**Recorded information:**
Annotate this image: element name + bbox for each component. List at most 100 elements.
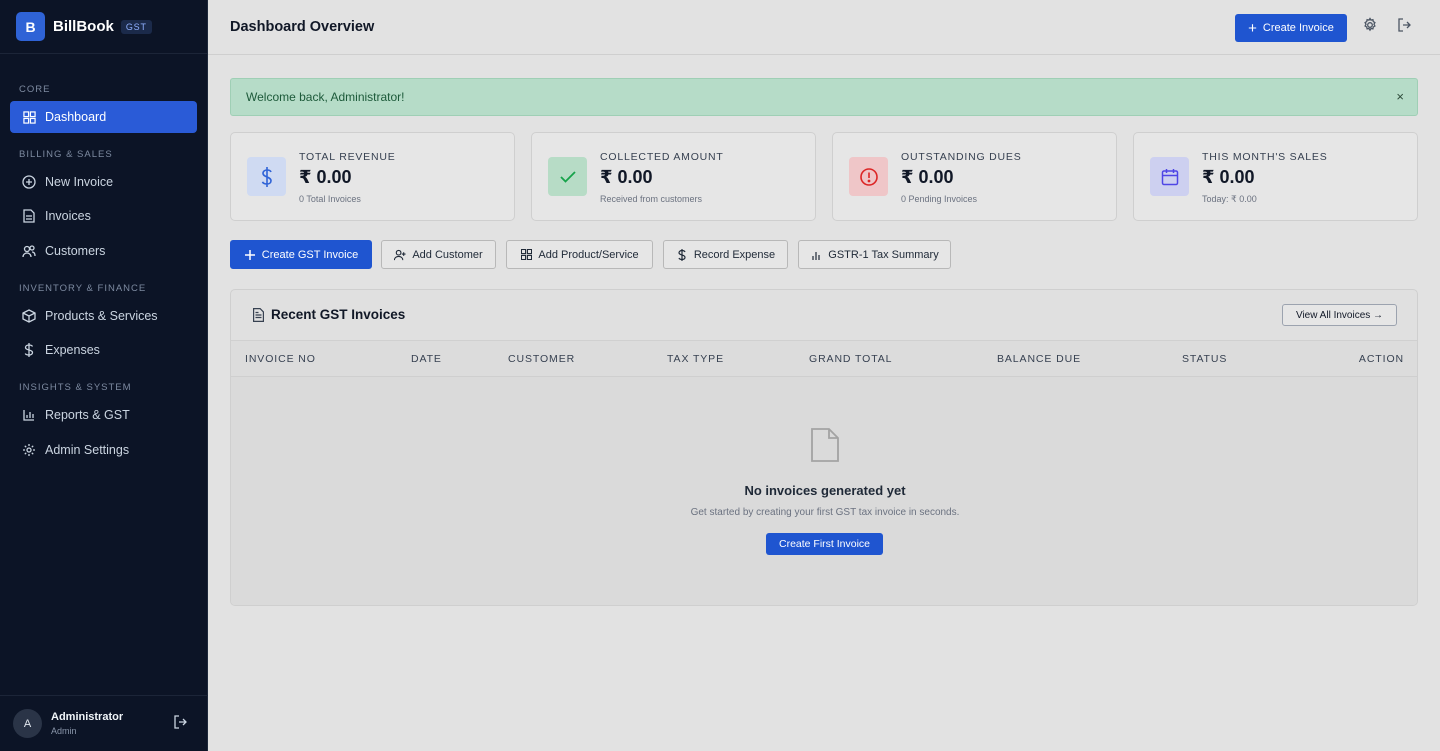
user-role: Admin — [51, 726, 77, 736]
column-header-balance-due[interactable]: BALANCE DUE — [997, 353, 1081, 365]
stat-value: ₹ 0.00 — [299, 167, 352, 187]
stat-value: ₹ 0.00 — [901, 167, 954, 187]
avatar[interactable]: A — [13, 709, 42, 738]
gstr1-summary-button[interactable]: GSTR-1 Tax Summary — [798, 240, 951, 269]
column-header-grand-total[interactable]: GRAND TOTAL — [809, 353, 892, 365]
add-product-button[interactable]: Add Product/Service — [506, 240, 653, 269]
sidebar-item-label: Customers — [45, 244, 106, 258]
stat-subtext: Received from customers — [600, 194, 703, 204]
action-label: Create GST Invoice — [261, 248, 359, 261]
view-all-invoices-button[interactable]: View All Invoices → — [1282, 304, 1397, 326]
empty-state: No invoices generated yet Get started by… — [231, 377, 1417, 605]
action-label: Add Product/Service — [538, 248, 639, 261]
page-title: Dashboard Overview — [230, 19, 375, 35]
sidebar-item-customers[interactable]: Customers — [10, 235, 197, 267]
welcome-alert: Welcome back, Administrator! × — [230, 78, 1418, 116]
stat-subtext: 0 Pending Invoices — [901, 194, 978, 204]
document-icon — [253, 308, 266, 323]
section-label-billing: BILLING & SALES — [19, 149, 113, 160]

**The task:** Lay out each line of the listing above as a Markdown table with the columns Row and Entry, numbering the rows and skipping blank lines. Leave the pictures out.

**Task output:**
| Row | Entry |
|---|---|
| 1 | Annotate this image: element name + bbox for each component. List at most 100 elements. |
| 2 | user-role: Admin — [51, 726, 77, 736] |
| 3 | column-header-balance-due[interactable]: BALANCE DUE — [997, 353, 1081, 365] |
| 4 | stat-value: ₹ 0.00 — [299, 167, 352, 187] |
| 5 | stat-value: ₹ 0.00 — [901, 167, 954, 187] |
| 6 | avatar[interactable]: A — [13, 709, 42, 738] |
| 7 | gstr1-summary-button[interactable]: GSTR-1 Tax Summary — [798, 240, 951, 269] |
| 8 | column-header-grand-total[interactable]: GRAND TOTAL — [809, 353, 892, 365] |
| 9 | add-product-button[interactable]: Add Product/Service — [506, 240, 653, 269] |
| 10 | sidebar-item-label: Customers — [45, 244, 106, 258] |
| 11 | stat-subtext: Received from customers — [600, 194, 703, 204] |
| 12 | action-label: Create GST Invoice — [261, 248, 359, 261] |
| 13 | view-all-invoices-button[interactable]: View All Invoices → — [1282, 304, 1397, 326] |
| 14 | empty-state: No invoices generated yet Get started by… — [231, 377, 1417, 605] |
| 15 | action-label: Add Product/Service — [538, 248, 639, 261] |
| 16 | page-title: Dashboard Overview — [230, 19, 375, 35] |
| 17 | sidebar-item-customers[interactable]: Customers — [10, 235, 197, 267] |
| 18 | welcome-alert: Welcome back, Administrator! × — [230, 78, 1418, 116] |
| 19 | stat-subtext: 0 Pending Invoices — [901, 194, 978, 204] |
| 20 | document-icon — [253, 308, 266, 323] |
| 21 | section-label-billing: BILLING & SALES — [19, 149, 113, 160] |